> Exercise prompt
Look for the string "слове" in the lines and copy each line that has it.

··· Data excerpts ···

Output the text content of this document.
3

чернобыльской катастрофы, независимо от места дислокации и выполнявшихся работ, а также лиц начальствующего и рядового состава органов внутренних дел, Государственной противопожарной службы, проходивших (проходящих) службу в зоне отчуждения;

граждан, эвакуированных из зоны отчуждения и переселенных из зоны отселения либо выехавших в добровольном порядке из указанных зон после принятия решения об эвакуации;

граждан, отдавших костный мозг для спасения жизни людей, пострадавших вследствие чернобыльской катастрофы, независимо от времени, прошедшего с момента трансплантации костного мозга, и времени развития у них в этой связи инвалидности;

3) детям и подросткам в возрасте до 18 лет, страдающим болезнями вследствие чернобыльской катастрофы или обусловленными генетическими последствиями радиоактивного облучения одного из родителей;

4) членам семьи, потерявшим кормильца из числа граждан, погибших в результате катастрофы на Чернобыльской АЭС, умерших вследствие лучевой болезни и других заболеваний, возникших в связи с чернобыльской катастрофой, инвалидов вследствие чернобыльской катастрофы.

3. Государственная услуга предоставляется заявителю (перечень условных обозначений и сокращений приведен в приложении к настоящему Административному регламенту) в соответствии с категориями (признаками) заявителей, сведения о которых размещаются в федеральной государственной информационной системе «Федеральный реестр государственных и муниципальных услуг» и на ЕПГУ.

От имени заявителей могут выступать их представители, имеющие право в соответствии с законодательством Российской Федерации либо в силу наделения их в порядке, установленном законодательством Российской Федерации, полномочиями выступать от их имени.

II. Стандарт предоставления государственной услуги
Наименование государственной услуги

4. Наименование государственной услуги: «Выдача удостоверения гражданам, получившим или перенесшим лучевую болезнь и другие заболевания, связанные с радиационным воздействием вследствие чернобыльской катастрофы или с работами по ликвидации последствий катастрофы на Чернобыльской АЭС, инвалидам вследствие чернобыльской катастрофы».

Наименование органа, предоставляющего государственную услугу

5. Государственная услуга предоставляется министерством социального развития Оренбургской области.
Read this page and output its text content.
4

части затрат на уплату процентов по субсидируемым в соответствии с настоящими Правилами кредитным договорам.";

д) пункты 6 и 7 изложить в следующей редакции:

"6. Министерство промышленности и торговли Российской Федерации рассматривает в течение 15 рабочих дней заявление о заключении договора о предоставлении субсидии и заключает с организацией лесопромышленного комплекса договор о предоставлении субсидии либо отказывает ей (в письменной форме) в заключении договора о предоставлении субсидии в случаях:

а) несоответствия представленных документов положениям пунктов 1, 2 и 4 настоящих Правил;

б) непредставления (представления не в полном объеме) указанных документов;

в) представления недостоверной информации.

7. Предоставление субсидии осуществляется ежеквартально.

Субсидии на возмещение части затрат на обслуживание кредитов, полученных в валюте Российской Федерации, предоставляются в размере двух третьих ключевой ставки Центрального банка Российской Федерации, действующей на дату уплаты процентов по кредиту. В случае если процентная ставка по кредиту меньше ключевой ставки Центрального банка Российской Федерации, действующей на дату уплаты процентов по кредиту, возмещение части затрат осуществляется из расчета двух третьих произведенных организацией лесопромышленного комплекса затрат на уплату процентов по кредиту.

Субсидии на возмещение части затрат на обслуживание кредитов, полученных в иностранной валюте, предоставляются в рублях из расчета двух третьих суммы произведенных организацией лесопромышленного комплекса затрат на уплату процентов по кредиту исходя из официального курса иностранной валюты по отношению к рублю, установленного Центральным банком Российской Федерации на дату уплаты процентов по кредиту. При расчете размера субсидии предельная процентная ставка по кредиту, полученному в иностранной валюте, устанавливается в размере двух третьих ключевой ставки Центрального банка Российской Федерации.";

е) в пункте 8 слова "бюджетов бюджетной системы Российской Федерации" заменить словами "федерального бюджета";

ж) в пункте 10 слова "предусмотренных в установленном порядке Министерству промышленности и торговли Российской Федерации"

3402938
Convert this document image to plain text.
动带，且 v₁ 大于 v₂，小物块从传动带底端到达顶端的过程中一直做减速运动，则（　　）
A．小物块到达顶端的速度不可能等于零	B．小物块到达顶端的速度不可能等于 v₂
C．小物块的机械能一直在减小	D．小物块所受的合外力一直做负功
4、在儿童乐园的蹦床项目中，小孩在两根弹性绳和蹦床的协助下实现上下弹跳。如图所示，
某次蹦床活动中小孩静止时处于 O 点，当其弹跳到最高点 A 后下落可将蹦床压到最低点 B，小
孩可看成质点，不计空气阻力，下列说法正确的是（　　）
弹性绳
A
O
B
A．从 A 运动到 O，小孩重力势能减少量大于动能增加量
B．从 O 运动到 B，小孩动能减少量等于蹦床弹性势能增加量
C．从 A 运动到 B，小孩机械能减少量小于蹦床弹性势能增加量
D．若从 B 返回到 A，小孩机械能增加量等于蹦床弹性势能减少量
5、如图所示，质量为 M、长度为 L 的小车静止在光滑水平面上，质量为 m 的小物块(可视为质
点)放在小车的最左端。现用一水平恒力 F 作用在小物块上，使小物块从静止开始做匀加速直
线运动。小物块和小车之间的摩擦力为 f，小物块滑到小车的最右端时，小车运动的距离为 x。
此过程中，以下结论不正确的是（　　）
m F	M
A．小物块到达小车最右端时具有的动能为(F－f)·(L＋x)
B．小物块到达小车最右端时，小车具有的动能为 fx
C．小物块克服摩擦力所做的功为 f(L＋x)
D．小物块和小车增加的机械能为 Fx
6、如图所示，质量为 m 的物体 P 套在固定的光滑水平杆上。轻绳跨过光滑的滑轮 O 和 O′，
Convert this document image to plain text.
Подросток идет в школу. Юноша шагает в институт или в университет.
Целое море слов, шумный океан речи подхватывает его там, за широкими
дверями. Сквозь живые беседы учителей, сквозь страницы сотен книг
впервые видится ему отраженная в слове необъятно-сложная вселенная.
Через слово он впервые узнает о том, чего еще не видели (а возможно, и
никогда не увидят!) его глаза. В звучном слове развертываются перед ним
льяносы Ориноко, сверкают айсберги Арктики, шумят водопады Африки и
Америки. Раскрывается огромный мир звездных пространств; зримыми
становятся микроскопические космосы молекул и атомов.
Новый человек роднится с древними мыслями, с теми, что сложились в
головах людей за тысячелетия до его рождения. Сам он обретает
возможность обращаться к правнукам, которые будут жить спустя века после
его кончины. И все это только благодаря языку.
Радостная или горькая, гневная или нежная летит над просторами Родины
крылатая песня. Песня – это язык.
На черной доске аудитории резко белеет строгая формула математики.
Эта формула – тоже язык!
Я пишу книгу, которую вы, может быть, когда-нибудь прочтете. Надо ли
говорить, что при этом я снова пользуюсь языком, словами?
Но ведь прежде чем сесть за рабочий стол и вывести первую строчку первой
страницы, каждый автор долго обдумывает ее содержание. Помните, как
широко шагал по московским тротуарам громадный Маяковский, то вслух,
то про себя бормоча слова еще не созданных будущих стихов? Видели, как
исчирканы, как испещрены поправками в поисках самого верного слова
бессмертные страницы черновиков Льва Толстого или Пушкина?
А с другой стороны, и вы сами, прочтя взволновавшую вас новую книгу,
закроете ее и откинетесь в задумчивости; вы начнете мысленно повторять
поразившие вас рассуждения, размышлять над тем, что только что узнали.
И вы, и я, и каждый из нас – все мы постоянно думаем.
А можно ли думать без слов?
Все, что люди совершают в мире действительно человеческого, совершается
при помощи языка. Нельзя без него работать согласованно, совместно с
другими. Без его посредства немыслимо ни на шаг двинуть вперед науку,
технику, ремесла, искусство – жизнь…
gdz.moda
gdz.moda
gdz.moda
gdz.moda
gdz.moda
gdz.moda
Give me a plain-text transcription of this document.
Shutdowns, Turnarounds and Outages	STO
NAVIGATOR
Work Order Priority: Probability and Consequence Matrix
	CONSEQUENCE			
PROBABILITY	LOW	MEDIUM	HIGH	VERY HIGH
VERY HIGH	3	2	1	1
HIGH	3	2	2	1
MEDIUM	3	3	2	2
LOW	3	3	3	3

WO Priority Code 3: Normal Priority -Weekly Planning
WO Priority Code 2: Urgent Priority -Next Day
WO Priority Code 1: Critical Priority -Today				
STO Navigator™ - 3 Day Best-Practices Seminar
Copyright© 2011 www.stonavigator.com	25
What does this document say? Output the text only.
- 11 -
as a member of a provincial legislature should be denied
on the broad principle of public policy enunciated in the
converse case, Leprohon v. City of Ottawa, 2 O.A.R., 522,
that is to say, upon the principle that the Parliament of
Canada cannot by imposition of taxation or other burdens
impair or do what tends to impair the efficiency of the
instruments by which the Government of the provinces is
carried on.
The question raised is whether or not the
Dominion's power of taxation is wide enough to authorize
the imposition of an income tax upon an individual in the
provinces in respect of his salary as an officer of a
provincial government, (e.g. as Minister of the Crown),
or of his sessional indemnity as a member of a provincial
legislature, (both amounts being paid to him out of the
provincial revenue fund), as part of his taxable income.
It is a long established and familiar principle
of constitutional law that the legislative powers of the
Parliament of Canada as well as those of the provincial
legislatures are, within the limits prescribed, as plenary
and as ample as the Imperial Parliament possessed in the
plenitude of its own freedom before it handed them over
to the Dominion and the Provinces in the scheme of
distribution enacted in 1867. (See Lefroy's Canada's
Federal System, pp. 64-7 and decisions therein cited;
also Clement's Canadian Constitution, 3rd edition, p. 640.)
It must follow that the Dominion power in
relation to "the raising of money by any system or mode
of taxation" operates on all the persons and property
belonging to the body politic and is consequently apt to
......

···

> Answer
впервые видится ему отраженная в слове необъятно-сложная вселенная.
никогда не увидят!) его глаза. В звучном слове развертываются перед ним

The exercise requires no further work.